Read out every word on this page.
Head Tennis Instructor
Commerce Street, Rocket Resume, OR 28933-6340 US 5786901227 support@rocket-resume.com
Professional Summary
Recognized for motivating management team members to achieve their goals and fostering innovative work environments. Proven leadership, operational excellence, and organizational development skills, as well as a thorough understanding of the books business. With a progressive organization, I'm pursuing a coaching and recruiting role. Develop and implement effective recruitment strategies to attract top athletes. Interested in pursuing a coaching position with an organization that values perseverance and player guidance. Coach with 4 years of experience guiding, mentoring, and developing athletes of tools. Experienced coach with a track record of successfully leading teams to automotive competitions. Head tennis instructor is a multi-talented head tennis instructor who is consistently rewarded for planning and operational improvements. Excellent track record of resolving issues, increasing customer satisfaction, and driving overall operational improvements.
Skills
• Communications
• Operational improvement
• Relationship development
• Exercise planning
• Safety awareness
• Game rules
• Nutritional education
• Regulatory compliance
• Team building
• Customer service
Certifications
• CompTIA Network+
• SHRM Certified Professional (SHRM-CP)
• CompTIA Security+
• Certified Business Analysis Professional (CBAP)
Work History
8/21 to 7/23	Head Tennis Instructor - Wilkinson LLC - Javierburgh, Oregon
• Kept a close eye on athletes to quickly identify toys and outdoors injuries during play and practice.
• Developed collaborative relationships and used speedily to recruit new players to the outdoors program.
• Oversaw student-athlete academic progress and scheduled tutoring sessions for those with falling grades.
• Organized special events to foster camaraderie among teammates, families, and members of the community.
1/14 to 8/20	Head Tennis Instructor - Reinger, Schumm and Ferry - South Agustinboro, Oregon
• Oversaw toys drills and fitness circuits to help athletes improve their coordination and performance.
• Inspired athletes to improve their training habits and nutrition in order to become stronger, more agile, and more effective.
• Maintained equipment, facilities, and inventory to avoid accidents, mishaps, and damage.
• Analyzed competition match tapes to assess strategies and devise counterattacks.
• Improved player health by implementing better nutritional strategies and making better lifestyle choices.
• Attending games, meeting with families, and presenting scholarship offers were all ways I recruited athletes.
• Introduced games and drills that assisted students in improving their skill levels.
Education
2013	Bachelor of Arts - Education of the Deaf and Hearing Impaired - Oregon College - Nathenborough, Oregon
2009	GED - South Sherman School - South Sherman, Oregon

━━━━━━

● **DESCRIPTION OF THE TASK**
Reproduce the material above, every line of it, exactly.

● **EXERCISE RESPONSE**
Read out every word on this page.
Head Tennis Instructor
Commerce Street, Rocket Resume, OR 28933-6340 US 5786901227 support@rocket-resume.com
Professional Summary
Recognized for motivating management team members to achieve their goals and fostering innovative work environments. Proven leadership, operational excellence, and organizational development skills, as well as a thorough understanding of the books business. With a progressive organization, I'm pursuing a coaching and recruiting role. Develop and implement effective recruitment strategies to attract top athletes. Interested in pursuing a coaching position with an organization that values perseverance and player guidance. Coach with 4 years of experience guiding, mentoring, and developing athletes of tools. Experienced coach with a track record of successfully leading teams to automotive competitions. Head tennis instructor is a multi-talented head tennis instructor who is consistently rewarded for planning and operational improvements. Excellent track record of resolving issues, increasing customer satisfaction, and driving overall operational improvements.
Skills
• Communications
• Operational improvement
• Relationship development
• Exercise planning
• Safety awareness
• Game rules
• Nutritional education
• Regulatory compliance
• Team building
• Customer service
Certifications
• CompTIA Network+
• SHRM Certified Professional (SHRM-CP)
• CompTIA Security+
• Certified Business Analysis Professional (CBAP)
Work History
8/21 to 7/23	Head Tennis Instructor - Wilkinson LLC - Javierburgh, Oregon
• Kept a close eye on athletes to quickly identify toys and outdoors injuries during play and practice.
• Developed collaborative relationships and used speedily to recruit new players to the outdoors program.
• Oversaw student-athlete academic progress and scheduled tutoring sessions for those with falling grades.
• Organized special events to foster camaraderie among teammates, families, and members of the community.
1/14 to 8/20	Head Tennis Instructor - Reinger, Schumm and Ferry - South Agustinboro, Oregon
• Oversaw toys drills and fitness circuits to help athletes improve their coordination and performance.
• Inspired athletes to improve their training habits and nutrition in order to become stronger, more agile, and more effective.
• Maintained equipment, facilities, and inventory to avoid accidents, mishaps, and damage.
• Analyzed competition match tapes to assess strategies and devise counterattacks.
• Improved player health by implementing better nutritional strategies and making better lifestyle choices.
• Attending games, meeting with families, and presenting scholarship offers were all ways I recruited athletes.
• Introduced games and drills that assisted students in improving their skill levels.
Education
2013	Bachelor of Arts - Education of the Deaf and Hearing Impaired - Oregon College - Nathenborough, Oregon
2009	GED - South Sherman School - South Sherman, Oregon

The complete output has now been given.